[INSTRUKSI TERTULIS 1]:
Kembalikan tanpa perubahan baris-baris catatan dari baris pertama catatan sampai baris yang memuat "326, 235, 351]", kedua batas ikut disertakan. Jangan sertakan baris lain.

[KUTIPAN TEKS]:
══════

Menuju konten utama

Yang Perlu Dilakukan Jokowi atau Prabowo Agar Ekonomi Tumbuh 7%

Capaian pertumbuhan ekonomi sebesar 5,17 persen adalah yang tertinggi sejak Jokowi terpilih sebagai Presiden ke-7 RI, pada 2014.

Yang Perlu Dilakukan Jokowi atau Prabowo Agar Ekonomi Tumbuh 7%
Kapal tunda melintas di dekat kapal yang melakukan bongkar muat peti kemas di Pelabuhan Tanjung Priok, Jakarta, Senin (23/7). Bank Indonesia memperkirakan pertumbuhan ekonomi pada 2018 akan berada pada 5,1 persen (year on year/yoy) atau bias bawah sasaran Bank Sentral di 5,1-5,5 persen karena penurunan kontribusi dari kinerja ekspor. ANTARA FOTO/Sigid Kurniawan

tirto.id - Pertumbuhan ekonomi 2018 yang mencapai 5,17 persen disambut baik pemerintah. Menteri Perdagangan Enggartiasto Lukita menilai angka ini sudah terprediksi sejak beberapa bulan sebelumnya, bahkan ia mengklaim negara lain mengapresiasi Indonesia.

══════

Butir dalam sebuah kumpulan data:
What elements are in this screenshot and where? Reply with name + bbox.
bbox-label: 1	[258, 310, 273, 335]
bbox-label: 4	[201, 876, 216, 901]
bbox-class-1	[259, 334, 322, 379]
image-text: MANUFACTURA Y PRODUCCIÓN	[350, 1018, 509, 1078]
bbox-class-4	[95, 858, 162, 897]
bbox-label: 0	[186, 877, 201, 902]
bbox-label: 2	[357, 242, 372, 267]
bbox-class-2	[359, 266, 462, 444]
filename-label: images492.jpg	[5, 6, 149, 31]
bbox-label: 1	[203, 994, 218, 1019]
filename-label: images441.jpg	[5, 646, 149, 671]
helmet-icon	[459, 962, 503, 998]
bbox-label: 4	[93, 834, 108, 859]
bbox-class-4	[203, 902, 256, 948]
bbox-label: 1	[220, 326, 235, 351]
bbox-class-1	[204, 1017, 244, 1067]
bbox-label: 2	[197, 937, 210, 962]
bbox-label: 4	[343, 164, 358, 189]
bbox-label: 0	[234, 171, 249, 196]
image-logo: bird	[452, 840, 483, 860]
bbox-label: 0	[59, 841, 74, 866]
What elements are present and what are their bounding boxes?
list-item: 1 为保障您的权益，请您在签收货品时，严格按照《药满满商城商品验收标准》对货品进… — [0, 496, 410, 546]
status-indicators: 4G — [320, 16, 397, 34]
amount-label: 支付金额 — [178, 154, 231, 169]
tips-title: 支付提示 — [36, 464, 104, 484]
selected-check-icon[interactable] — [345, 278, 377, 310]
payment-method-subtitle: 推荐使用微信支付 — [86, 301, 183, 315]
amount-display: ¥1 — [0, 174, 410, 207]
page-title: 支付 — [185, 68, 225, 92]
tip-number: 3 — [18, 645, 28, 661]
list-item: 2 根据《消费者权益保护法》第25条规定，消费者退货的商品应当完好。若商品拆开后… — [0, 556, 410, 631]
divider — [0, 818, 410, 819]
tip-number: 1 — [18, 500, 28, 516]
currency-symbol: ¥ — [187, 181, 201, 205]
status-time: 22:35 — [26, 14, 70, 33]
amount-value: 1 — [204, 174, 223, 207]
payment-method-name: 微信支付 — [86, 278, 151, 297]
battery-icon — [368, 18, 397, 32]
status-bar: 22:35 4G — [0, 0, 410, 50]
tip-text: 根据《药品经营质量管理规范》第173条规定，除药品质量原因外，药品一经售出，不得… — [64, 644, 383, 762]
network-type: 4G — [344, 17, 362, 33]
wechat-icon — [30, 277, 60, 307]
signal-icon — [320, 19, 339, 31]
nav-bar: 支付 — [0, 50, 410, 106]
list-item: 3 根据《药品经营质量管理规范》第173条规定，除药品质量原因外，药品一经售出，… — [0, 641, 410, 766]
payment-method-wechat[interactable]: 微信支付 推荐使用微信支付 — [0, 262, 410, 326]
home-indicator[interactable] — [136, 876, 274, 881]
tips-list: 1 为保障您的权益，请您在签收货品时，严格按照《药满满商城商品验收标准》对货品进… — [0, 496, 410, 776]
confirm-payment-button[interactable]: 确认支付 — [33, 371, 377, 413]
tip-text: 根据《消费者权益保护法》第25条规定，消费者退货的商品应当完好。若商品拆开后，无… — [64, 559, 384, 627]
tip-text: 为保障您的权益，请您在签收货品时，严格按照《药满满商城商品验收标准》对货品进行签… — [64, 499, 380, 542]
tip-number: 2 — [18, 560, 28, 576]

══════

[INSTRUKSI TERTULIS 2]:
Ringkaslah kutipan tentang pertumbuhan ekonomi ini dalam dua kalimat.

[JAWABAN LATIHAN 1]:
What elements are in this screenshot and where? Reply with name + bbox.
bbox-label: 1	[258, 310, 273, 335]
bbox-label: 4	[201, 876, 216, 901]
bbox-class-1	[259, 334, 322, 379]
image-text: MANUFACTURA Y PRODUCCIÓN	[350, 1018, 509, 1078]
bbox-class-4	[95, 858, 162, 897]
bbox-label: 0	[186, 877, 201, 902]
bbox-label: 2	[357, 242, 372, 267]
bbox-class-2	[359, 266, 462, 444]
filename-label: images492.jpg	[5, 6, 149, 31]
bbox-label: 1	[203, 994, 218, 1019]
filename-label: images441.jpg	[5, 646, 149, 671]
helmet-icon	[459, 962, 503, 998]
bbox-label: 4	[93, 834, 108, 859]
bbox-class-4	[203, 902, 256, 948]
bbox-label: 1	[220, 326, 235, 351]

[JAWABAN LATIHAN 2]:
Pertumbuhan ekonomi 2018 sebesar 5,17 persen, yang tertinggi sejak Jokowi terpilih sebagai Presiden ke-7 RI pada 2014, disambut baik oleh pemerintah. Menteri Perdagangan Enggartiasto Lukita menilai angka ini sudah terprediksi sejak beberapa bulan sebelumnya dan mengklaim negara lain mengapresiasi Indonesia.